§ TASK DIRECTIONS: Return every line of the data below that includes the string "name".

START DATASET ENTRIES

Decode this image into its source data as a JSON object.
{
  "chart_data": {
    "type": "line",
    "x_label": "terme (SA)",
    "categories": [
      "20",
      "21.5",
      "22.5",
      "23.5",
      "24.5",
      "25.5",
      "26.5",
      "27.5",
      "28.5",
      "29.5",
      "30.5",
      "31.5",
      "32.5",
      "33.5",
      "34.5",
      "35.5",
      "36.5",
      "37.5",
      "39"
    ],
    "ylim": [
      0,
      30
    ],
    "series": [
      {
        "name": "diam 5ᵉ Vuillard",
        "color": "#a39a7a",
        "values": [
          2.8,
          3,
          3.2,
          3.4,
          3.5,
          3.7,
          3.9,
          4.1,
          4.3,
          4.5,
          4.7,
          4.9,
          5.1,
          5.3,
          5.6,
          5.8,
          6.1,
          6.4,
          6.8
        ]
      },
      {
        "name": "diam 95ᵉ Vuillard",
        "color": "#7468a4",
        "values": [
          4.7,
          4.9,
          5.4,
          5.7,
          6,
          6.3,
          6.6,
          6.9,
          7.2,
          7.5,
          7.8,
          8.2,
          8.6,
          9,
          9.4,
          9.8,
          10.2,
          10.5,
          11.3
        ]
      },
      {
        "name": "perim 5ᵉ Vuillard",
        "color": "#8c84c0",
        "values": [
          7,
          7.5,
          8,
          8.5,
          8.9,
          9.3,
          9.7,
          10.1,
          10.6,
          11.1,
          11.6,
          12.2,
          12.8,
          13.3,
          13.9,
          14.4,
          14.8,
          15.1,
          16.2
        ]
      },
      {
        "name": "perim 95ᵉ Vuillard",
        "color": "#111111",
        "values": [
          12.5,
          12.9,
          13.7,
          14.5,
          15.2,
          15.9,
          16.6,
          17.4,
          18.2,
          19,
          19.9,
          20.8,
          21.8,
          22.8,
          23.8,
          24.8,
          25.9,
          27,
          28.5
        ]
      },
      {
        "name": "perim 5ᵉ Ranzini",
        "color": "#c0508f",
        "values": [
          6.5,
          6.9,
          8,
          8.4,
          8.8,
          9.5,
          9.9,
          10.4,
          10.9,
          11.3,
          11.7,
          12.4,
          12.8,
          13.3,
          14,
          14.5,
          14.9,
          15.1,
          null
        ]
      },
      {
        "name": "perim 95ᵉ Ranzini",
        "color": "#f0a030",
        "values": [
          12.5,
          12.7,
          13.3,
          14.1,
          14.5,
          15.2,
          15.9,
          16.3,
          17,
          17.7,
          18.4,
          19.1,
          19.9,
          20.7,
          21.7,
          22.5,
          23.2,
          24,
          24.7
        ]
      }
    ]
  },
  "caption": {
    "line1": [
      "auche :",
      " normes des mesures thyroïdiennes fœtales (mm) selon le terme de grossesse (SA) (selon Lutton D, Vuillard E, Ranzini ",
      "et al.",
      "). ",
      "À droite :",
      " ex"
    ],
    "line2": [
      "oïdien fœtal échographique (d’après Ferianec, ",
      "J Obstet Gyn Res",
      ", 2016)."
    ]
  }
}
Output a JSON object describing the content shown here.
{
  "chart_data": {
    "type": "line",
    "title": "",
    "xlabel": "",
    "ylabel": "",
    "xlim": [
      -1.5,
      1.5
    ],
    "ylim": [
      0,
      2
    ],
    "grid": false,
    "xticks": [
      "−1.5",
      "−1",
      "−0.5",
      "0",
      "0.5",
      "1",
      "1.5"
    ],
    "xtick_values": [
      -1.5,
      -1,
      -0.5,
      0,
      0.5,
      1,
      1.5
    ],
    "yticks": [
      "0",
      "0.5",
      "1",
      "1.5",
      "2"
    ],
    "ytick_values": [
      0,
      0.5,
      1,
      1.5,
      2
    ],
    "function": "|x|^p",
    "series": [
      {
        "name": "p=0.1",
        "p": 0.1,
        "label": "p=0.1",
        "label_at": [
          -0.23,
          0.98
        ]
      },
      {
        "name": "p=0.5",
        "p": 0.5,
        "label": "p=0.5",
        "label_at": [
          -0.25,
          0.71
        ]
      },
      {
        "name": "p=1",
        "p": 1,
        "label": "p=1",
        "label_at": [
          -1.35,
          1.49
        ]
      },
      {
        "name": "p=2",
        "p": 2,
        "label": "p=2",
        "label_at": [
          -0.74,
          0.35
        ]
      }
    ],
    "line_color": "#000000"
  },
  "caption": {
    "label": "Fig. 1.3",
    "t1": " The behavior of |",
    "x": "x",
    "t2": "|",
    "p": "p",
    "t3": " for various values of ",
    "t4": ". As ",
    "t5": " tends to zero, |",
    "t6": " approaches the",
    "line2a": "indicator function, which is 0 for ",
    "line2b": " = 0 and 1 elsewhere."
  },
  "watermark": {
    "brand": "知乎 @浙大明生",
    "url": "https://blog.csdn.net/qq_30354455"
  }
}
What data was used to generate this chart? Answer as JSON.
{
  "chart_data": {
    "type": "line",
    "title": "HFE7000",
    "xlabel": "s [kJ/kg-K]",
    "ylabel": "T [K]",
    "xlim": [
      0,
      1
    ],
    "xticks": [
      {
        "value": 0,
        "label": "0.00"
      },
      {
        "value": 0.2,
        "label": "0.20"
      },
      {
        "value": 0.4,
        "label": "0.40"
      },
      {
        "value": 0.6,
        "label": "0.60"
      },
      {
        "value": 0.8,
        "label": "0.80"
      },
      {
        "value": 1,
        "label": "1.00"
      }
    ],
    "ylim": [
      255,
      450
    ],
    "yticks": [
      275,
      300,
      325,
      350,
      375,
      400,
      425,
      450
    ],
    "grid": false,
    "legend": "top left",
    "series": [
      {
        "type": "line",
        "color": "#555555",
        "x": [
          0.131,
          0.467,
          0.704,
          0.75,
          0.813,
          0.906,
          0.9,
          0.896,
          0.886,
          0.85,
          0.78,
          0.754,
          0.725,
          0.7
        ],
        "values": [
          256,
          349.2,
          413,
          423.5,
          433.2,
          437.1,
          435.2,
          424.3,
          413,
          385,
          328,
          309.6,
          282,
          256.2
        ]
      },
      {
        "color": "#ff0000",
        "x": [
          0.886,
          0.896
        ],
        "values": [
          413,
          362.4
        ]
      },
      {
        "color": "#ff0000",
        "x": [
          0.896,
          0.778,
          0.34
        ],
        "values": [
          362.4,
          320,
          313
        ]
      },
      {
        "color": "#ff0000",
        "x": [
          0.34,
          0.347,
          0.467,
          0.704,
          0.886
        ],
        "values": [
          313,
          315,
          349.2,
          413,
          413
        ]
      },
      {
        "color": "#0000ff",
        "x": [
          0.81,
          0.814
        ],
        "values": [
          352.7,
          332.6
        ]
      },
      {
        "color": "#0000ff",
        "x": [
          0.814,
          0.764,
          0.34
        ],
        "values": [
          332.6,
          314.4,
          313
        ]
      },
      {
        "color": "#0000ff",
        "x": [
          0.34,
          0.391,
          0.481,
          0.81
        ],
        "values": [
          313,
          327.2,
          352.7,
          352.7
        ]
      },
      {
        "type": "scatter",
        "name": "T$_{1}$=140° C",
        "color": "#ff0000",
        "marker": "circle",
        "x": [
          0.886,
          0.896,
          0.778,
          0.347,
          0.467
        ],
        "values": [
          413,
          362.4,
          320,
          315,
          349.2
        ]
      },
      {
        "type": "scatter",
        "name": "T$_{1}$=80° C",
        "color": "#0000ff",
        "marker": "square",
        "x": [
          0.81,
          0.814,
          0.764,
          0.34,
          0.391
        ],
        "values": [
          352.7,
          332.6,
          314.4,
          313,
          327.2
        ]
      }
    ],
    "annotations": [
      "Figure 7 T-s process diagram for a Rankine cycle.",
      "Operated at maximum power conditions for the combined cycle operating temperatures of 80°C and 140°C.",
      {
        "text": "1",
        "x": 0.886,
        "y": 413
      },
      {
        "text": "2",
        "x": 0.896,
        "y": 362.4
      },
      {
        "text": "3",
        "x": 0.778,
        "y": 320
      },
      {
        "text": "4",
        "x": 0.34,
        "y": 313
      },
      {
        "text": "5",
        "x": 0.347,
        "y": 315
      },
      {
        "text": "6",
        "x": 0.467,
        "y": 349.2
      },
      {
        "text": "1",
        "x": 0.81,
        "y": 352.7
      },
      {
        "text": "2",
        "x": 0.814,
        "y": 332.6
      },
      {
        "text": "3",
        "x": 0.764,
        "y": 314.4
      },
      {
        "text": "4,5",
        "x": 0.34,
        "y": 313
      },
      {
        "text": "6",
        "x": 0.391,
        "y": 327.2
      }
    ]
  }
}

END DATASET ENTRIES

§ THE ANSWER:
        "name": "diam 5ᵉ Vuillard",
        "name": "diam 95ᵉ Vuillard",
        "name": "perim 5ᵉ Vuillard",
        "name": "perim 95ᵉ Vuillard",
        "name": "perim 5ᵉ Ranzini",
        "name": "perim 95ᵉ Ranzini",
        "name": "p=0.1",
        "name": "p=0.5",
        "name": "p=1",
        "name": "p=2",
        "name": "T$_{1}$=140° C",
        "name": "T$_{1}$=80° C",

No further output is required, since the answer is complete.